The records that follow should be retyped word for word.
-- start Data shown --
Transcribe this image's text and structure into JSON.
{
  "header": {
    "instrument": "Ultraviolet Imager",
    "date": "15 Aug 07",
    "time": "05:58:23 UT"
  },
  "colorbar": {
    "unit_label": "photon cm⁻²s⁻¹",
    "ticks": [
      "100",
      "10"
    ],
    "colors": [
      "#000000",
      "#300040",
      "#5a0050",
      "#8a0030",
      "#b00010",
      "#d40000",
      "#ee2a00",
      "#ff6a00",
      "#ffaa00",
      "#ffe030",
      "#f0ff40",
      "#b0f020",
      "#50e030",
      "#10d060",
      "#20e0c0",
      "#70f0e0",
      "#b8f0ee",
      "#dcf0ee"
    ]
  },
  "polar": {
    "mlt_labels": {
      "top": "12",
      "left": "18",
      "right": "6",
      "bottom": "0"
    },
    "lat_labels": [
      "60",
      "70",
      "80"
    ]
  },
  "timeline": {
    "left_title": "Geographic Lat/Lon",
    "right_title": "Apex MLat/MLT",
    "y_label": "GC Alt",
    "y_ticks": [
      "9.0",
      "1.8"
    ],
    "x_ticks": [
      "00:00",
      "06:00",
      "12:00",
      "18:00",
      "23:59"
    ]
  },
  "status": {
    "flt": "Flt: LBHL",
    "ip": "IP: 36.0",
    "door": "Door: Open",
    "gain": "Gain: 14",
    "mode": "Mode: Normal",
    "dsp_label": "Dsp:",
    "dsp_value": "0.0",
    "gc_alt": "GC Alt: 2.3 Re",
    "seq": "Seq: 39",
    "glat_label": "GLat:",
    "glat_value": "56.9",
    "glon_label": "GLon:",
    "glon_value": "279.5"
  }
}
-- end Data shown --
■ Answer
Transcribe this image's text and structure into JSON.
{
  "header": {
    "instrument": "Ultraviolet Imager",
    "date": "15 Aug 07",
    "time": "05:58:23 UT"
  },
  "colorbar": {
    "unit_label": "photon cm⁻²s⁻¹",
    "ticks": [
      "100",
      "10"
    ],
    "colors": [
      "#000000",
      "#300040",
      "#5a0050",
      "#8a0030",
      "#b00010",
      "#d40000",
      "#ee2a00",
      "#ff6a00",
      "#ffaa00",
      "#ffe030",
      "#f0ff40",
      "#b0f020",
      "#50e030",
      "#10d060",
      "#20e0c0",
      "#70f0e0",
      "#b8f0ee",
      "#dcf0ee"
    ]
  },
  "polar": {
    "mlt_labels": {
      "top": "12",
      "left": "18",
      "right": "6",
      "bottom": "0"
    },
    "lat_labels": [
      "60",
      "70",
      "80"
    ]
  },
  "timeline": {
    "left_title": "Geographic Lat/Lon",
    "right_title": "Apex MLat/MLT",
    "y_label": "GC Alt",
    "y_ticks": [
      "9.0",
      "1.8"
    ],
    "x_ticks": [
      "00:00",
      "06:00",
      "12:00",
      "18:00",
      "23:59"
    ]
  },
  "status": {
    "flt": "Flt: LBHL",
    "ip": "IP: 36.0",
    "door": "Door: Open",
    "gain": "Gain: 14",
    "mode": "Mode: Normal",
    "dsp_label": "Dsp:",
    "dsp_value": "0.0",
    "gc_alt": "GC Alt: 2.3 Re",
    "seq": "Seq: 39",
    "glat_label": "GLat:",
    "glat_value": "56.9",
    "glon_label": "GLon:",
    "glon_value": "279.5"
  }
}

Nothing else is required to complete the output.